■ **Objective**:
Show every line where "GEMT" occurs.

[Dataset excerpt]
************
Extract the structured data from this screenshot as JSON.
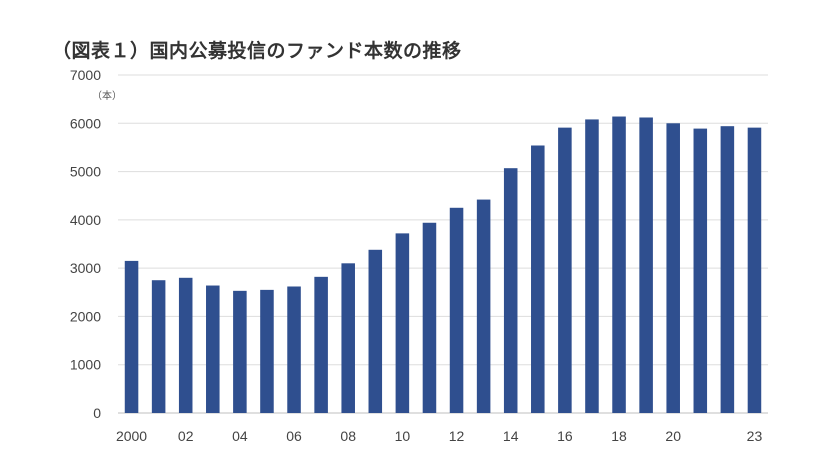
{
  "chart_data": {
    "type": "bar",
    "title": "（図表１）国内公募投信のファンド本数の推移",
    "unit_label": "（本）",
    "xlabel": "",
    "ylabel": "",
    "ylim": [
      0,
      7000
    ],
    "yticks": [
      0,
      1000,
      2000,
      3000,
      4000,
      5000,
      6000,
      7000
    ],
    "grid": true,
    "legend": "none",
    "bar_color": "#2f4f8f",
    "categories": [
      "2000",
      "01",
      "02",
      "03",
      "04",
      "05",
      "06",
      "07",
      "08",
      "09",
      "10",
      "11",
      "12",
      "13",
      "14",
      "15",
      "16",
      "17",
      "18",
      "19",
      "20",
      "21",
      "22",
      "23"
    ],
    "category_labels": [
      "2000",
      "",
      "02",
      "",
      "04",
      "",
      "06",
      "",
      "08",
      "",
      "10",
      "",
      "12",
      "",
      "14",
      "",
      "16",
      "",
      "18",
      "",
      "20",
      "",
      "",
      "23"
    ],
    "values": [
      3150,
      2750,
      2800,
      2640,
      2530,
      2550,
      2620,
      2820,
      3100,
      3380,
      3720,
      3940,
      4250,
      4420,
      5070,
      5540,
      5910,
      6080,
      6140,
      6120,
      6000,
      5890,
      5940,
      5910
    ]
  }
}
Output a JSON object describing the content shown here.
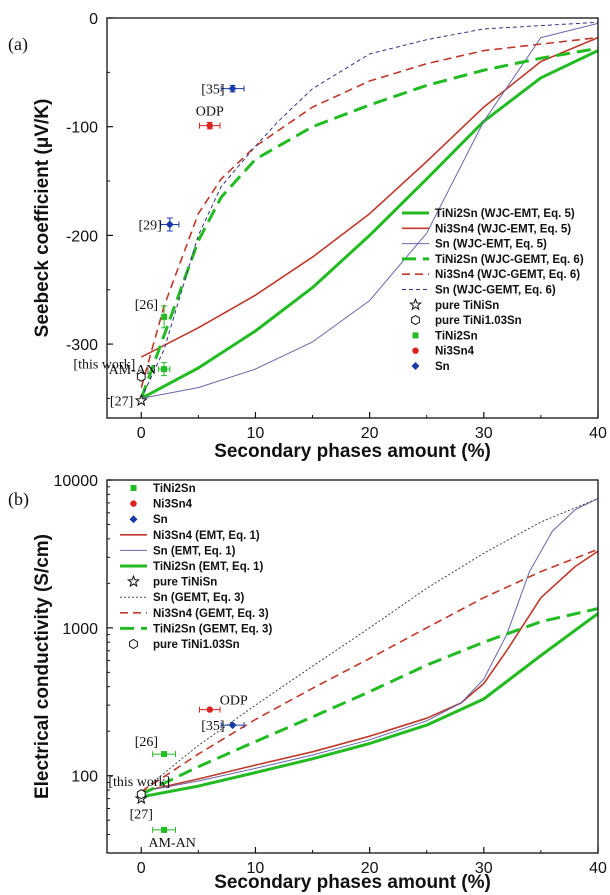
{
  "chart_data": [
    {
      "panel": "(a)",
      "type": "line",
      "xlabel": "Secondary phases amount (%)",
      "ylabel": "Seebeck coefficient (μV/K)",
      "xlim": [
        -3,
        40
      ],
      "ylim": [
        -368,
        0
      ],
      "yscale": "linear",
      "xticks": [
        0,
        10,
        20,
        30,
        40
      ],
      "yticks": [
        0,
        -100,
        -200,
        -300
      ],
      "legend_position": "lower-right",
      "series": [
        {
          "name": "TiNi2Sn (WJC-EMT, Eq. 5)",
          "color": "#22bb22",
          "dash": "solid",
          "width": 3,
          "x": [
            0,
            5,
            10,
            15,
            20,
            25,
            30,
            35,
            40
          ],
          "y": [
            -350,
            -322,
            -288,
            -248,
            -200,
            -148,
            -95,
            -55,
            -30
          ]
        },
        {
          "name": "Ni3Sn4 (WJC-EMT, Eq. 5)",
          "color": "#c0392b",
          "dash": "solid",
          "width": 1.6,
          "x": [
            0,
            5,
            10,
            15,
            20,
            25,
            30,
            35,
            40
          ],
          "y": [
            -312,
            -285,
            -255,
            -220,
            -180,
            -132,
            -82,
            -40,
            -18
          ]
        },
        {
          "name": "Sn (WJC-EMT, Eq. 5)",
          "color": "#6666aa",
          "dash": "solid",
          "width": 1,
          "x": [
            0,
            5,
            10,
            15,
            20,
            25,
            30,
            35,
            40
          ],
          "y": [
            -350,
            -340,
            -323,
            -298,
            -260,
            -198,
            -95,
            -18,
            -5
          ]
        },
        {
          "name": "TiNi2Sn (WJC-GEMT, Eq. 6)",
          "color": "#22bb22",
          "dash": "long",
          "width": 3,
          "x": [
            0,
            2,
            5,
            7,
            10,
            15,
            20,
            25,
            30,
            35,
            40
          ],
          "y": [
            -350,
            -292,
            -205,
            -165,
            -130,
            -100,
            -80,
            -62,
            -48,
            -37,
            -28
          ]
        },
        {
          "name": "Ni3Sn4 (WJC-GEMT, Eq. 6)",
          "color": "#c0392b",
          "dash": "med",
          "width": 1.6,
          "x": [
            0,
            2,
            5,
            7,
            10,
            15,
            20,
            25,
            30,
            35,
            40
          ],
          "y": [
            -340,
            -265,
            -180,
            -148,
            -118,
            -82,
            -58,
            -42,
            -30,
            -24,
            -18
          ]
        },
        {
          "name": "Sn (WJC-GEMT, Eq. 6)",
          "color": "#333388",
          "dash": "short",
          "width": 1,
          "x": [
            0,
            2,
            5,
            7,
            10,
            12,
            15,
            20,
            25,
            30,
            35,
            40
          ],
          "y": [
            -350,
            -305,
            -200,
            -155,
            -118,
            -95,
            -65,
            -33,
            -20,
            -10,
            -7,
            -4
          ]
        }
      ],
      "points": [
        {
          "legend": "pure TiNiSn",
          "marker": "star",
          "x": 0,
          "y": -352,
          "label": "[27]",
          "label_side": "left"
        },
        {
          "legend": "pure TiNi1.03Sn",
          "marker": "hexagon",
          "x": 0,
          "y": -330,
          "label": "[this work]",
          "label_side": "left-up"
        },
        {
          "legend": "TiNi2Sn",
          "marker": "square",
          "color": "#22bb22",
          "x": 2,
          "y": -275,
          "xerr": 0,
          "yerr": 10,
          "label": "[26]",
          "label_side": "left-up"
        },
        {
          "legend": "TiNi2Sn",
          "marker": "square",
          "color": "#22bb22",
          "x": 2,
          "y": -323,
          "xerr": 0.5,
          "yerr": 6,
          "label": "AM-AN",
          "label_side": "left"
        },
        {
          "legend": "Ni3Sn4",
          "marker": "circle",
          "color": "#dd2222",
          "x": 6,
          "y": -99,
          "xerr": 0.9,
          "yerr": 3,
          "label": "ODP",
          "label_side": "up"
        },
        {
          "legend": "Sn",
          "marker": "diamond",
          "color": "#1a3aa8",
          "x": 8,
          "y": -65,
          "xerr": 1,
          "yerr": 3,
          "label": "[35]",
          "label_side": "left"
        },
        {
          "legend": "Sn",
          "marker": "diamond",
          "color": "#1a3aa8",
          "x": 2.5,
          "y": -190,
          "xerr": 0.8,
          "yerr": 6,
          "label": "[29]",
          "label_side": "left"
        }
      ],
      "legend": [
        {
          "text": "TiNi2Sn (WJC-EMT, Eq. 5)",
          "kind": "line",
          "color": "#22bb22",
          "dash": "solid",
          "width": 3
        },
        {
          "text": "Ni3Sn4 (WJC-EMT, Eq. 5)",
          "kind": "line",
          "color": "#c0392b",
          "dash": "solid",
          "width": 1.6
        },
        {
          "text": "Sn (WJC-EMT, Eq. 5)",
          "kind": "line",
          "color": "#6666aa",
          "dash": "solid",
          "width": 1
        },
        {
          "text": "TiNi2Sn (WJC-GEMT, Eq. 6)",
          "kind": "line",
          "color": "#22bb22",
          "dash": "long",
          "width": 3
        },
        {
          "text": "Ni3Sn4 (WJC-GEMT, Eq. 6)",
          "kind": "line",
          "color": "#c0392b",
          "dash": "med",
          "width": 1.6
        },
        {
          "text": "Sn (WJC-GEMT, Eq. 6)",
          "kind": "line",
          "color": "#333388",
          "dash": "short",
          "width": 1
        },
        {
          "text": "pure TiNiSn",
          "kind": "star"
        },
        {
          "text": "pure TiNi1.03Sn",
          "kind": "hexagon"
        },
        {
          "text": "TiNi2Sn",
          "kind": "square",
          "color": "#22bb22"
        },
        {
          "text": "Ni3Sn4",
          "kind": "circle",
          "color": "#dd2222"
        },
        {
          "text": "Sn",
          "kind": "diamond",
          "color": "#1a3aa8"
        }
      ]
    },
    {
      "panel": "(b)",
      "type": "line",
      "xlabel": "Secondary phases amount (%)",
      "ylabel": "Electrical conductivity (S/cm)",
      "xlim": [
        -3,
        40
      ],
      "ylim": [
        30,
        10000
      ],
      "yscale": "log",
      "xticks": [
        0,
        10,
        20,
        30,
        40
      ],
      "yticks": [
        10000,
        1000,
        100
      ],
      "legend_position": "top-left",
      "series": [
        {
          "name": "Ni3Sn4 (EMT, Eq. 1)",
          "color": "#c0392b",
          "dash": "solid",
          "width": 1.6,
          "x": [
            0,
            5,
            10,
            15,
            20,
            25,
            28,
            30,
            32,
            35,
            38,
            40
          ],
          "y": [
            78,
            95,
            118,
            145,
            185,
            245,
            310,
            420,
            700,
            1600,
            2600,
            3300
          ]
        },
        {
          "name": "Sn (EMT, Eq. 1)",
          "color": "#6666aa",
          "dash": "solid",
          "width": 1,
          "x": [
            0,
            5,
            10,
            15,
            20,
            25,
            28,
            30,
            32,
            34,
            36,
            38,
            40
          ],
          "y": [
            78,
            92,
            112,
            138,
            175,
            235,
            310,
            450,
            900,
            2400,
            4500,
            6300,
            7500
          ]
        },
        {
          "name": "TiNi2Sn (EMT, Eq. 1)",
          "color": "#22bb22",
          "dash": "solid",
          "width": 3,
          "x": [
            0,
            5,
            10,
            15,
            20,
            25,
            30,
            35,
            40
          ],
          "y": [
            72,
            85,
            105,
            130,
            165,
            220,
            330,
            650,
            1250
          ]
        },
        {
          "name": "Sn (GEMT, Eq. 3)",
          "color": "#444444",
          "dash": "dot",
          "width": 1,
          "x": [
            0,
            5,
            10,
            15,
            20,
            25,
            30,
            35,
            40
          ],
          "y": [
            78,
            160,
            300,
            550,
            1000,
            1850,
            3200,
            5200,
            7500
          ]
        },
        {
          "name": "Ni3Sn4 (GEMT, Eq. 3)",
          "color": "#c0392b",
          "dash": "med",
          "width": 1.6,
          "x": [
            0,
            5,
            10,
            15,
            20,
            25,
            30,
            35,
            40
          ],
          "y": [
            78,
            140,
            240,
            390,
            620,
            1000,
            1600,
            2400,
            3400
          ]
        },
        {
          "name": "TiNi2Sn (GEMT, Eq. 3)",
          "color": "#22bb22",
          "dash": "long",
          "width": 3,
          "x": [
            0,
            5,
            10,
            15,
            20,
            25,
            30,
            35,
            40
          ],
          "y": [
            75,
            115,
            170,
            250,
            370,
            560,
            800,
            1100,
            1350
          ]
        }
      ],
      "points": [
        {
          "legend": "pure TiNiSn",
          "marker": "star",
          "x": 0,
          "y": 70,
          "label": "[27]",
          "label_side": "down"
        },
        {
          "legend": "pure TiNi1.03Sn",
          "marker": "hexagon",
          "x": 0,
          "y": 75,
          "label": "[this work]",
          "label_side": "up"
        },
        {
          "legend": "TiNi2Sn",
          "marker": "square",
          "color": "#22bb22",
          "x": 2,
          "y": 140,
          "xerr": 1,
          "label": "[26]",
          "label_side": "left-up"
        },
        {
          "legend": "TiNi2Sn",
          "marker": "square",
          "color": "#22bb22",
          "x": 2,
          "y": 43,
          "xerr": 1,
          "label": "AM-AN",
          "label_side": "down"
        },
        {
          "legend": "Ni3Sn4",
          "marker": "circle",
          "color": "#dd2222",
          "x": 6,
          "y": 280,
          "xerr": 0.9,
          "label": "ODP",
          "label_side": "right-up"
        },
        {
          "legend": "Sn",
          "marker": "diamond",
          "color": "#1a3aa8",
          "x": 8,
          "y": 220,
          "xerr": 1,
          "label": "[35]",
          "label_side": "left"
        }
      ],
      "legend": [
        {
          "text": "TiNi2Sn",
          "kind": "square",
          "color": "#22bb22"
        },
        {
          "text": "Ni3Sn4",
          "kind": "circle",
          "color": "#dd2222"
        },
        {
          "text": "Sn",
          "kind": "diamond",
          "color": "#1a3aa8"
        },
        {
          "text": "Ni3Sn4 (EMT, Eq. 1)",
          "kind": "line",
          "color": "#c0392b",
          "dash": "solid",
          "width": 1.6
        },
        {
          "text": "Sn (EMT, Eq. 1)",
          "kind": "line",
          "color": "#6666aa",
          "dash": "solid",
          "width": 1
        },
        {
          "text": "TiNi2Sn (EMT, Eq. 1)",
          "kind": "line",
          "color": "#22bb22",
          "dash": "solid",
          "width": 3
        },
        {
          "text": "pure TiNiSn",
          "kind": "star"
        },
        {
          "text": "Sn (GEMT, Eq. 3)",
          "kind": "line",
          "color": "#444444",
          "dash": "dot",
          "width": 1
        },
        {
          "text": "Ni3Sn4 (GEMT, Eq. 3)",
          "kind": "line",
          "color": "#c0392b",
          "dash": "med",
          "width": 1.6
        },
        {
          "text": "TiNi2Sn (GEMT, Eq. 3)",
          "kind": "line",
          "color": "#22bb22",
          "dash": "long",
          "width": 3
        },
        {
          "text": "pure TiNi1.03Sn",
          "kind": "hexagon"
        }
      ]
    }
  ]
}
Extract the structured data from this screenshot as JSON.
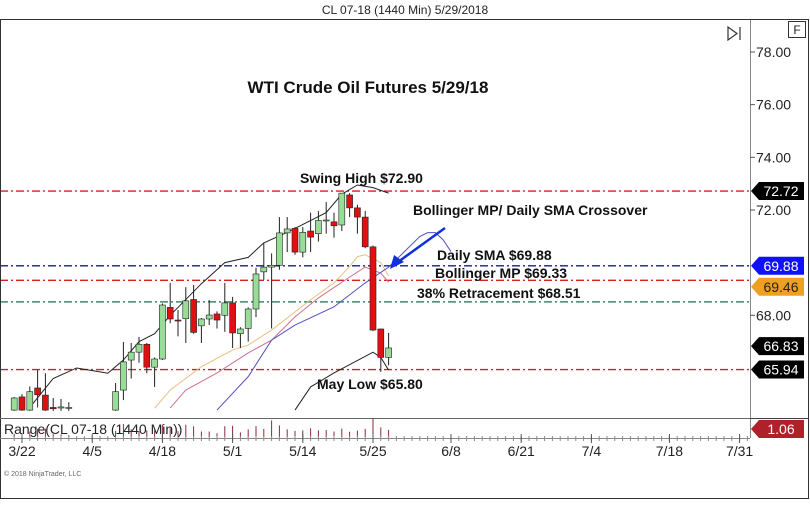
{
  "header": {
    "title": "CL 07-18 (1440 Min)  5/29/2018"
  },
  "toolbar": {
    "scroll_end_icon": "skip-to-end-icon",
    "f_button": "F"
  },
  "indicator_label": "Range(CL 07-18 (1440 Min))",
  "watermark": "© 2018 NinjaTrader, LLC",
  "chart_data": {
    "type": "candlestick",
    "title": "WTI Crude Oil Futures 5/29/18",
    "ylim": [
      64.37,
      79.2
    ],
    "y_ticks": [
      "78.00",
      "76.00",
      "74.00",
      "72.00",
      "68.00"
    ],
    "x_tick_labels": [
      "3/22",
      "4/5",
      "4/18",
      "5/1",
      "5/14",
      "5/25",
      "6/8",
      "6/21",
      "7/4",
      "7/18",
      "7/31"
    ],
    "holidays": [
      "3/30"
    ],
    "candles": [
      {
        "d": "3/21",
        "o": 64.4,
        "h": 64.9,
        "l": 64.37,
        "c": 64.86
      },
      {
        "d": "3/22",
        "o": 64.9,
        "h": 65.0,
        "l": 64.37,
        "c": 64.4
      },
      {
        "d": "3/23",
        "o": 64.4,
        "h": 65.3,
        "l": 64.37,
        "c": 65.1
      },
      {
        "d": "3/26",
        "o": 65.24,
        "h": 65.92,
        "l": 64.5,
        "c": 64.98
      },
      {
        "d": "3/27",
        "o": 64.97,
        "h": 65.8,
        "l": 64.37,
        "c": 64.4
      },
      {
        "d": "3/28",
        "o": 64.5,
        "h": 64.86,
        "l": 64.37,
        "c": 64.45
      },
      {
        "d": "3/29",
        "o": 64.48,
        "h": 64.82,
        "l": 64.37,
        "c": 64.52
      },
      {
        "d": "4/2",
        "o": 64.5,
        "h": 64.7,
        "l": 64.37,
        "c": 64.5
      },
      {
        "d": "4/10",
        "o": 64.4,
        "h": 65.43,
        "l": 64.37,
        "c": 65.1
      },
      {
        "d": "4/11",
        "o": 65.16,
        "h": 66.99,
        "l": 64.78,
        "c": 66.23
      },
      {
        "d": "4/12",
        "o": 66.3,
        "h": 66.95,
        "l": 65.6,
        "c": 66.6
      },
      {
        "d": "4/13",
        "o": 66.6,
        "h": 67.18,
        "l": 66.2,
        "c": 66.9
      },
      {
        "d": "4/16",
        "o": 66.9,
        "h": 66.95,
        "l": 65.8,
        "c": 66.03
      },
      {
        "d": "4/17",
        "o": 66.03,
        "h": 66.4,
        "l": 65.28,
        "c": 66.34
      },
      {
        "d": "4/18",
        "o": 66.34,
        "h": 68.45,
        "l": 66.3,
        "c": 68.39
      },
      {
        "d": "4/19",
        "o": 68.3,
        "h": 69.23,
        "l": 67.7,
        "c": 67.86
      },
      {
        "d": "4/20",
        "o": 67.82,
        "h": 68.2,
        "l": 67.2,
        "c": 67.8
      },
      {
        "d": "4/23",
        "o": 67.87,
        "h": 69.07,
        "l": 66.95,
        "c": 68.55
      },
      {
        "d": "4/24",
        "o": 68.6,
        "h": 69.15,
        "l": 67.3,
        "c": 67.35
      },
      {
        "d": "4/25",
        "o": 67.6,
        "h": 67.9,
        "l": 66.95,
        "c": 67.86
      },
      {
        "d": "4/26",
        "o": 67.86,
        "h": 68.58,
        "l": 67.63,
        "c": 68.01
      },
      {
        "d": "4/27",
        "o": 68.05,
        "h": 68.15,
        "l": 67.5,
        "c": 67.82
      },
      {
        "d": "4/30",
        "o": 68.0,
        "h": 69.23,
        "l": 67.37,
        "c": 68.47
      },
      {
        "d": "5/1",
        "o": 68.47,
        "h": 68.7,
        "l": 66.76,
        "c": 67.33
      },
      {
        "d": "5/2",
        "o": 67.3,
        "h": 67.55,
        "l": 66.76,
        "c": 67.48
      },
      {
        "d": "5/3",
        "o": 67.5,
        "h": 68.3,
        "l": 67.0,
        "c": 68.24
      },
      {
        "d": "5/4",
        "o": 68.24,
        "h": 69.8,
        "l": 67.93,
        "c": 69.57
      },
      {
        "d": "5/7",
        "o": 69.65,
        "h": 70.74,
        "l": 69.35,
        "c": 69.83
      },
      {
        "d": "5/8",
        "o": 69.83,
        "h": 70.35,
        "l": 67.5,
        "c": 69.9
      },
      {
        "d": "5/9",
        "o": 69.9,
        "h": 71.73,
        "l": 69.73,
        "c": 71.13
      },
      {
        "d": "5/10",
        "o": 71.13,
        "h": 71.73,
        "l": 70.4,
        "c": 71.28
      },
      {
        "d": "5/11",
        "o": 71.3,
        "h": 71.35,
        "l": 70.3,
        "c": 70.4
      },
      {
        "d": "5/14",
        "o": 70.4,
        "h": 71.35,
        "l": 70.2,
        "c": 71.15
      },
      {
        "d": "5/15",
        "o": 71.2,
        "h": 71.9,
        "l": 70.4,
        "c": 70.97
      },
      {
        "d": "5/16",
        "o": 71.1,
        "h": 71.96,
        "l": 70.8,
        "c": 71.6
      },
      {
        "d": "5/17",
        "o": 71.6,
        "h": 72.3,
        "l": 71.1,
        "c": 71.62
      },
      {
        "d": "5/18",
        "o": 71.55,
        "h": 71.9,
        "l": 70.95,
        "c": 71.4
      },
      {
        "d": "5/21",
        "o": 71.43,
        "h": 72.64,
        "l": 71.2,
        "c": 72.64
      },
      {
        "d": "5/22",
        "o": 72.57,
        "h": 72.64,
        "l": 71.73,
        "c": 72.08
      },
      {
        "d": "5/23",
        "o": 72.08,
        "h": 72.2,
        "l": 71.1,
        "c": 71.73
      },
      {
        "d": "5/24",
        "o": 71.73,
        "h": 71.96,
        "l": 70.55,
        "c": 70.6
      },
      {
        "d": "5/25",
        "o": 70.6,
        "h": 70.65,
        "l": 67.4,
        "c": 67.44
      },
      {
        "d": "5/28",
        "o": 67.48,
        "h": 67.5,
        "l": 65.85,
        "c": 66.4
      },
      {
        "d": "5/29",
        "o": 66.4,
        "h": 67.33,
        "l": 66.1,
        "c": 66.76
      }
    ],
    "overlays": [
      {
        "name": "Bollinger upper",
        "color": "#222222",
        "points": [
          [
            "3/23",
            64.5
          ],
          [
            "3/28",
            65.6
          ],
          [
            "4/3",
            66.0
          ],
          [
            "4/6",
            65.85
          ],
          [
            "4/9",
            65.8
          ],
          [
            "4/11",
            66.3
          ],
          [
            "4/13",
            67.0
          ],
          [
            "4/17",
            67.3
          ],
          [
            "4/19",
            68.0
          ],
          [
            "4/25",
            69.2
          ],
          [
            "4/30",
            70.0
          ],
          [
            "5/3",
            70.2
          ],
          [
            "5/7",
            70.75
          ],
          [
            "5/10",
            71.15
          ],
          [
            "5/15",
            71.6
          ],
          [
            "5/17",
            71.9
          ],
          [
            "5/21",
            72.6
          ],
          [
            "5/23",
            72.95
          ],
          [
            "5/25",
            72.85
          ],
          [
            "5/29",
            72.64
          ]
        ]
      },
      {
        "name": "Bollinger lower",
        "color": "#222222",
        "points": [
          [
            "5/11",
            64.4
          ],
          [
            "5/15",
            65.28
          ],
          [
            "5/18",
            65.81
          ],
          [
            "5/25",
            66.6
          ],
          [
            "5/28",
            66.4
          ],
          [
            "5/29",
            65.92
          ]
        ]
      },
      {
        "name": "Bollinger MP",
        "color": "#e8c080",
        "points": [
          [
            "4/17",
            64.47
          ],
          [
            "4/19",
            65.16
          ],
          [
            "4/25",
            66.05
          ],
          [
            "5/1",
            66.68
          ],
          [
            "5/3",
            66.87
          ],
          [
            "5/8",
            67.44
          ],
          [
            "5/11",
            68.13
          ],
          [
            "5/15",
            68.59
          ],
          [
            "5/18",
            69.23
          ],
          [
            "5/22",
            69.85
          ],
          [
            "5/23",
            70.23
          ],
          [
            "5/24",
            70.3
          ],
          [
            "5/28",
            70.0
          ],
          [
            "5/29",
            69.5
          ]
        ]
      },
      {
        "name": "pink average",
        "color": "#d07090",
        "points": [
          [
            "4/19",
            64.48
          ],
          [
            "4/23",
            65.16
          ],
          [
            "4/27",
            65.81
          ],
          [
            "5/3",
            66.57
          ],
          [
            "5/8",
            67.06
          ],
          [
            "5/11",
            67.94
          ],
          [
            "5/16",
            68.66
          ],
          [
            "5/22",
            69.45
          ],
          [
            "5/24",
            69.83
          ],
          [
            "5/28",
            69.6
          ],
          [
            "5/29",
            69.26
          ]
        ]
      },
      {
        "name": "Daily SMA",
        "color": "#5050c0",
        "points": [
          [
            "4/27",
            64.4
          ],
          [
            "5/3",
            65.67
          ],
          [
            "5/8",
            67.06
          ],
          [
            "5/11",
            67.63
          ],
          [
            "5/18",
            68.32
          ],
          [
            "5/24",
            69.23
          ],
          [
            "5/29",
            69.83
          ],
          [
            "6/4",
            70.99
          ],
          [
            "6/5",
            71.14
          ],
          [
            "6/6",
            71.14
          ],
          [
            "6/7",
            70.86
          ],
          [
            "6/8",
            70.42
          ]
        ]
      }
    ],
    "levels": [
      {
        "value": 72.72,
        "color": "#d02020",
        "tag": "72.72",
        "tag_color": "#000000"
      },
      {
        "value": 69.88,
        "color": "#1a1a8c",
        "tag": "69.88",
        "tag_color": "#1010ff"
      },
      {
        "value": 69.33,
        "color": "#d02020",
        "tag": "69.46",
        "tag_color": "#f0a020"
      },
      {
        "value": 68.51,
        "color": "#3a8a6a",
        "tag": "",
        "tag_color": ""
      },
      {
        "value": 65.94,
        "color": "#d02020",
        "tag": "65.94",
        "tag_color": "#000000"
      }
    ],
    "last_price_tag": "66.83",
    "range_tag": "1.06",
    "annotations": {
      "swing_high": "Swing High $72.90",
      "crossover": "Bollinger MP/ Daily SMA Crossover",
      "daily_sma": "Daily SMA $69.88",
      "bollinger_mp": "Bollinger MP $69.33",
      "retracement": "38% Retracement $68.51",
      "may_low": "May Low $65.80"
    },
    "colors": {
      "up": "#98dc98",
      "down": "#e01010",
      "range_bars": "#8a2a3a"
    }
  }
}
************
■ **Response below**:
          "name": "TiNi2Sn (WJC-GEMT, Eq. 6)",
          "name": "Ni3Sn4 (WJC-GEMT, Eq. 6)",
          "name": "Sn (WJC-GEMT, Eq. 6)",
          "text": "TiNi2Sn (WJC-GEMT, Eq. 6)",
          "text": "Ni3Sn4 (WJC-GEMT, Eq. 6)",
          "text": "Sn (WJC-GEMT, Eq. 6)",
          "name": "Sn (GEMT, Eq. 3)",
          "name": "Ni3Sn4 (GEMT, Eq. 3)",
          "name": "TiNi2Sn (GEMT, Eq. 3)",
          "text": "Sn (GEMT, Eq. 3)",
          "text": "Ni3Sn4 (GEMT, Eq. 3)",
          "text": "TiNi2Sn (GEMT, Eq. 3)",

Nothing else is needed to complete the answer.